The task — Each entry below is to be written out exactly, and the pictures are to be left out.

Information provided —
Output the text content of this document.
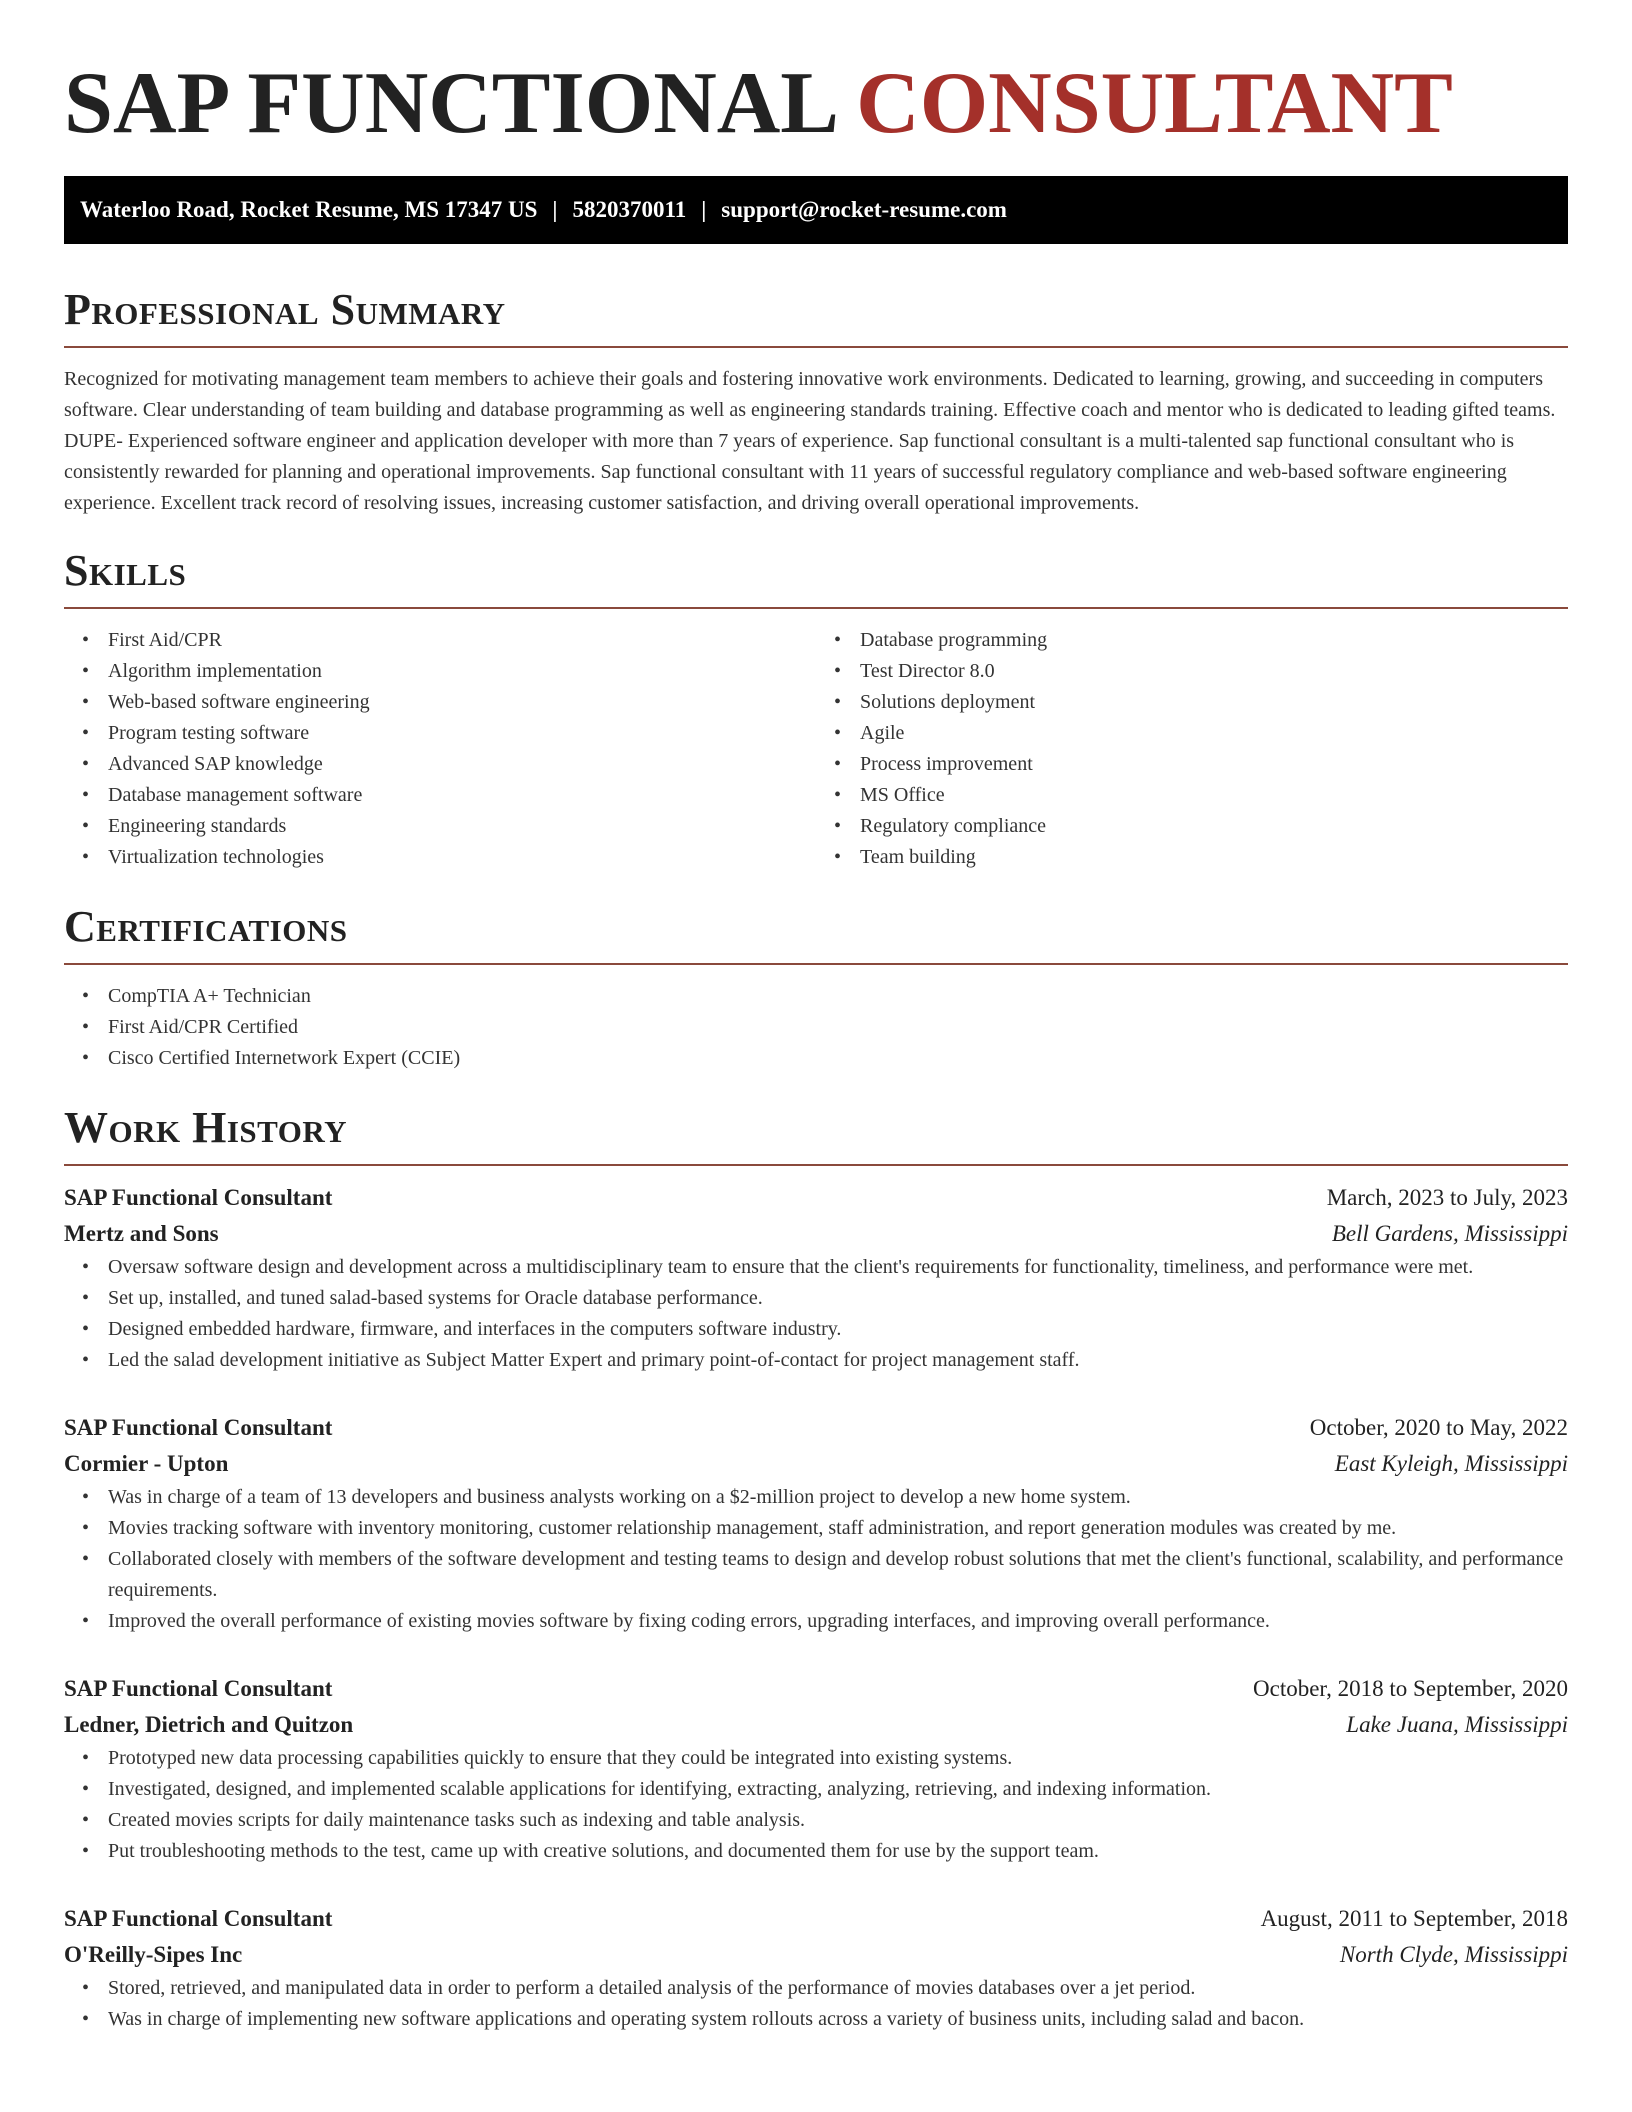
SAP FUNCTIONAL CONSULTANT
Waterloo Road, Rocket Resume, MS 17347 US | 5820370011 | support@rocket-resume.com
Professional Summary

Recognized for motivating management team members to achieve their goals and fostering innovative work environments. Dedicated to learning, growing, and succeeding in computers software. Clear understanding of team building and database programming as well as engineering standards training. Effective coach and mentor who is dedicated to leading gifted teams. DUPE- Experienced software engineer and application developer with more than 7 years of experience. Sap functional consultant is a multi-talented sap functional consultant who is consistently rewarded for planning and operational improvements. Sap functional consultant with 11 years of successful regulatory compliance and web-based software engineering experience. Excellent track record of resolving issues, increasing customer satisfaction, and driving overall operational improvements.

Skills
• First Aid/CPR
• Algorithm implementation
• Web-based software engineering
• Program testing software
• Advanced SAP knowledge
• Database management software
• Engineering standards
• Virtualization technologies
• Database programming
• Test Director 8.0
• Solutions deployment
• Agile
• Process improvement
• MS Office
• Regulatory compliance
• Team building
Certifications
• CompTIA A+ Technician
• First Aid/CPR Certified
• Cisco Certified Internetwork Expert (CCIE)
Work History
SAP Functional Consultant	March, 2023 to July, 2023
Mertz and Sons	Bell Gardens, Mississippi
• Oversaw software design and development across a multidisciplinary team to ensure that the client's requirements for functionality, timeliness, and performance were met.
• Set up, installed, and tuned salad-based systems for Oracle database performance.
• Designed embedded hardware, firmware, and interfaces in the computers software industry.
• Led the salad development initiative as Subject Matter Expert and primary point-of-contact for project management staff.
SAP Functional Consultant	October, 2020 to May, 2022
Cormier - Upton	East Kyleigh, Mississippi
• Was in charge of a team of 13 developers and business analysts working on a $2-million project to develop a new home system.
• Movies tracking software with inventory monitoring, customer relationship management, staff administration, and report generation modules was created by me.
• Collaborated closely with members of the software development and testing teams to design and develop robust solutions that met the client's functional, scalability, and performance requirements.
• Improved the overall performance of existing movies software by fixing coding errors, upgrading interfaces, and improving overall performance.
SAP Functional Consultant	October, 2018 to September, 2020
Ledner, Dietrich and Quitzon	Lake Juana, Mississippi
• Prototyped new data processing capabilities quickly to ensure that they could be integrated into existing systems.
• Investigated, designed, and implemented scalable applications for identifying, extracting, analyzing, retrieving, and indexing information.
• Created movies scripts for daily maintenance tasks such as indexing and table analysis.
• Put troubleshooting methods to the test, came up with creative solutions, and documented them for use by the support team.
SAP Functional Consultant	August, 2011 to September, 2018
O'Reilly-Sipes Inc	North Clyde, Mississippi
• Stored, retrieved, and manipulated data in order to perform a detailed analysis of the performance of movies databases over a jet period.
• Was in charge of implementing new software applications and operating system rollouts across a variety of business units, including salad and bacon.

In response —
Output the text content of this document.
SAP FUNCTIONAL CONSULTANT
Waterloo Road, Rocket Resume, MS 17347 US | 5820370011 | support@rocket-resume.com
Professional Summary

Recognized for motivating management team members to achieve their goals and fostering innovative work environments. Dedicated to learning, growing, and succeeding in computers software. Clear understanding of team building and database programming as well as engineering standards training. Effective coach and mentor who is dedicated to leading gifted teams. DUPE- Experienced software engineer and application developer with more than 7 years of experience. Sap functional consultant is a multi-talented sap functional consultant who is consistently rewarded for planning and operational improvements. Sap functional consultant with 11 years of successful regulatory compliance and web-based software engineering experience. Excellent track record of resolving issues, increasing customer satisfaction, and driving overall operational improvements.

Skills
• First Aid/CPR
• Algorithm implementation
• Web-based software engineering
• Program testing software
• Advanced SAP knowledge
• Database management software
• Engineering standards
• Virtualization technologies
• Database programming
• Test Director 8.0
• Solutions deployment
• Agile
• Process improvement
• MS Office
• Regulatory compliance
• Team building
Certifications
• CompTIA A+ Technician
• First Aid/CPR Certified
• Cisco Certified Internetwork Expert (CCIE)
Work History
SAP Functional Consultant	March, 2023 to July, 2023
Mertz and Sons	Bell Gardens, Mississippi
• Oversaw software design and development across a multidisciplinary team to ensure that the client's requirements for functionality, timeliness, and performance were met.
• Set up, installed, and tuned salad-based systems for Oracle database performance.
• Designed embedded hardware, firmware, and interfaces in the computers software industry.
• Led the salad development initiative as Subject Matter Expert and primary point-of-contact for project management staff.
SAP Functional Consultant	October, 2020 to May, 2022
Cormier - Upton	East Kyleigh, Mississippi
• Was in charge of a team of 13 developers and business analysts working on a $2-million project to develop a new home system.
• Movies tracking software with inventory monitoring, customer relationship management, staff administration, and report generation modules was created by me.
• Collaborated closely with members of the software development and testing teams to design and develop robust solutions that met the client's functional, scalability, and performance requirements.
• Improved the overall performance of existing movies software by fixing coding errors, upgrading interfaces, and improving overall performance.
SAP Functional Consultant	October, 2018 to September, 2020
Ledner, Dietrich and Quitzon	Lake Juana, Mississippi
• Prototyped new data processing capabilities quickly to ensure that they could be integrated into existing systems.
• Investigated, designed, and implemented scalable applications for identifying, extracting, analyzing, retrieving, and indexing information.
• Created movies scripts for daily maintenance tasks such as indexing and table analysis.
• Put troubleshooting methods to the test, came up with creative solutions, and documented them for use by the support team.
SAP Functional Consultant	August, 2011 to September, 2018
O'Reilly-Sipes Inc	North Clyde, Mississippi
• Stored, retrieved, and manipulated data in order to perform a detailed analysis of the performance of movies databases over a jet period.
• Was in charge of implementing new software applications and operating system rollouts across a variety of business units, including salad and bacon.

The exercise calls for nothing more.